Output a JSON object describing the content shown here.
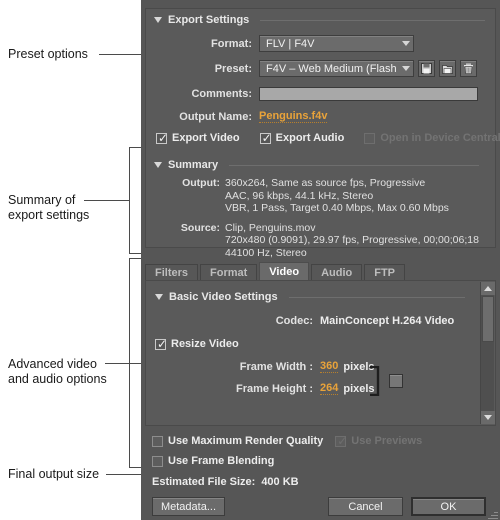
{
  "annotations": [
    {
      "id": "preset-options",
      "text": "Preset options"
    },
    {
      "id": "summary-of-export-settings",
      "line1": "Summary of",
      "line2": "export settings"
    },
    {
      "id": "advanced-video-and-audio-options",
      "line1": "Advanced video",
      "line2": "and audio options"
    },
    {
      "id": "final-output-size",
      "text": "Final output size"
    }
  ],
  "export_settings": {
    "title": "Export Settings",
    "format": {
      "label": "Format:",
      "value": "FLV | F4V"
    },
    "preset": {
      "label": "Preset:",
      "value": "F4V – Web Medium (Flash ..."
    },
    "preset_buttons": [
      {
        "name": "save-preset-icon",
        "title": "Save Preset"
      },
      {
        "name": "import-preset-icon",
        "title": "Import Preset"
      },
      {
        "name": "delete-preset-icon",
        "title": "Delete Preset"
      }
    ],
    "comments": {
      "label": "Comments:",
      "value": "",
      "placeholder": ""
    },
    "output_name": {
      "label": "Output Name:",
      "value": "Penguins.f4v"
    },
    "checkboxes": [
      {
        "name": "export-video",
        "label": "Export Video",
        "checked": true,
        "disabled": false
      },
      {
        "name": "export-audio",
        "label": "Export Audio",
        "checked": true,
        "disabled": false
      },
      {
        "name": "open-in-device-central",
        "label": "Open in Device Central",
        "checked": false,
        "disabled": true
      }
    ]
  },
  "summary": {
    "title": "Summary",
    "output_label": "Output:",
    "output_lines": [
      "360x264, Same as source fps, Progressive",
      "AAC, 96 kbps, 44.1 kHz, Stereo",
      "VBR, 1 Pass, Target 0.40 Mbps, Max 0.60 Mbps"
    ],
    "source_label": "Source:",
    "source_lines": [
      "Clip, Penguins.mov",
      "720x480 (0.9091), 29.97 fps, Progressive, 00;00;06;18",
      "44100 Hz, Stereo"
    ]
  },
  "tabs": [
    {
      "id": "filters",
      "label": "Filters",
      "active": false
    },
    {
      "id": "format",
      "label": "Format",
      "active": false
    },
    {
      "id": "video",
      "label": "Video",
      "active": true
    },
    {
      "id": "audio",
      "label": "Audio",
      "active": false
    },
    {
      "id": "ftp",
      "label": "FTP",
      "active": false
    }
  ],
  "video_settings": {
    "title": "Basic Video Settings",
    "codec": {
      "label": "Codec:",
      "value": "MainConcept H.264 Video"
    },
    "resize_video": {
      "label": "Resize Video",
      "checked": true
    },
    "frame_width": {
      "label": "Frame Width :",
      "value": "360",
      "unit": "pixels"
    },
    "frame_height": {
      "label": "Frame Height :",
      "value": "264",
      "unit": "pixels"
    },
    "constrain": {
      "name": "constrain-proportions-checkbox",
      "checked": false
    }
  },
  "bottom": {
    "max_render_quality": {
      "label": "Use Maximum Render Quality",
      "checked": false,
      "disabled": false
    },
    "use_previews": {
      "label": "Use Previews",
      "checked": true,
      "disabled": true
    },
    "frame_blending": {
      "label": "Use Frame Blending",
      "checked": false,
      "disabled": false
    },
    "estimated_label": "Estimated File Size:",
    "estimated_value": "400 KB",
    "metadata_button": "Metadata...",
    "cancel_button": "Cancel",
    "ok_button": "OK"
  },
  "colors": {
    "window_bg": "#565656",
    "panel_bg": "#5a5a5a",
    "accent_link": "#e9a33a",
    "text": "#ececec",
    "disabled_text": "#737373"
  }
}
########
For the listing above, identify each line bearing "options".

      "id": "preset-options",
      "text": "Preset options"
      "id": "advanced-video-and-audio-options",
      "line2": "and audio options"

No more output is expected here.